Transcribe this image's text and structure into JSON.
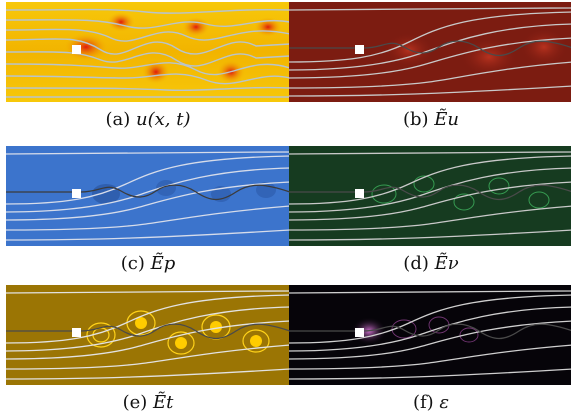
{
  "figure": {
    "panels": [
      {
        "id": "a",
        "letter": "(a)",
        "symbol": "u(x, t)",
        "colormap": "yellow-red",
        "bg": "#f5c400",
        "accent": "#e02010"
      },
      {
        "id": "b",
        "letter": "(b)",
        "symbol": "Ẽu",
        "colormap": "dark-red",
        "bg": "#7a1a10",
        "accent": "#c23a28"
      },
      {
        "id": "c",
        "letter": "(c)",
        "symbol": "Ẽp",
        "colormap": "blue",
        "bg": "#3a72c9",
        "accent": "#1b3f8a"
      },
      {
        "id": "d",
        "letter": "(d)",
        "symbol": "Ẽν",
        "colormap": "dark-green",
        "bg": "#173e22",
        "accent": "#3fb35e"
      },
      {
        "id": "e",
        "letter": "(e)",
        "symbol": "Ẽt",
        "colormap": "gold",
        "bg": "#9a7404",
        "accent": "#ffcc00"
      },
      {
        "id": "f",
        "letter": "(f)",
        "symbol": "ε",
        "colormap": "black-magenta",
        "bg": "#050308",
        "accent": "#d070d0"
      }
    ]
  }
}
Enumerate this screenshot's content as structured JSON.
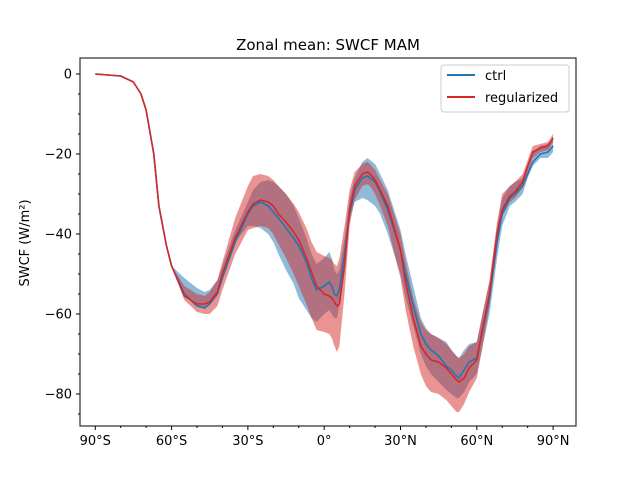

WHAT NEEDS TO BE DONE –
Reproduce the entries above without change, omitting all pictures.

TASK SOLUTION –
Transcribe this image's text and structure into JSON.
{
  "figure": {
    "panels": [
      {
        "id": "a",
        "letter": "(a)",
        "symbol": "u(x, t)",
        "colormap": "yellow-red",
        "bg": "#f5c400",
        "accent": "#e02010"
      },
      {
        "id": "b",
        "letter": "(b)",
        "symbol": "Ẽu",
        "colormap": "dark-red",
        "bg": "#7a1a10",
        "accent": "#c23a28"
      },
      {
        "id": "c",
        "letter": "(c)",
        "symbol": "Ẽp",
        "colormap": "blue",
        "bg": "#3a72c9",
        "accent": "#1b3f8a"
      },
      {
        "id": "d",
        "letter": "(d)",
        "symbol": "Ẽν",
        "colormap": "dark-green",
        "bg": "#173e22",
        "accent": "#3fb35e"
      },
      {
        "id": "e",
        "letter": "(e)",
        "symbol": "Ẽt",
        "colormap": "gold",
        "bg": "#9a7404",
        "accent": "#ffcc00"
      },
      {
        "id": "f",
        "letter": "(f)",
        "symbol": "ε",
        "colormap": "black-magenta",
        "bg": "#050308",
        "accent": "#d070d0"
      }
    ]
  }
}
Enumerate this screenshot's content as structured JSON.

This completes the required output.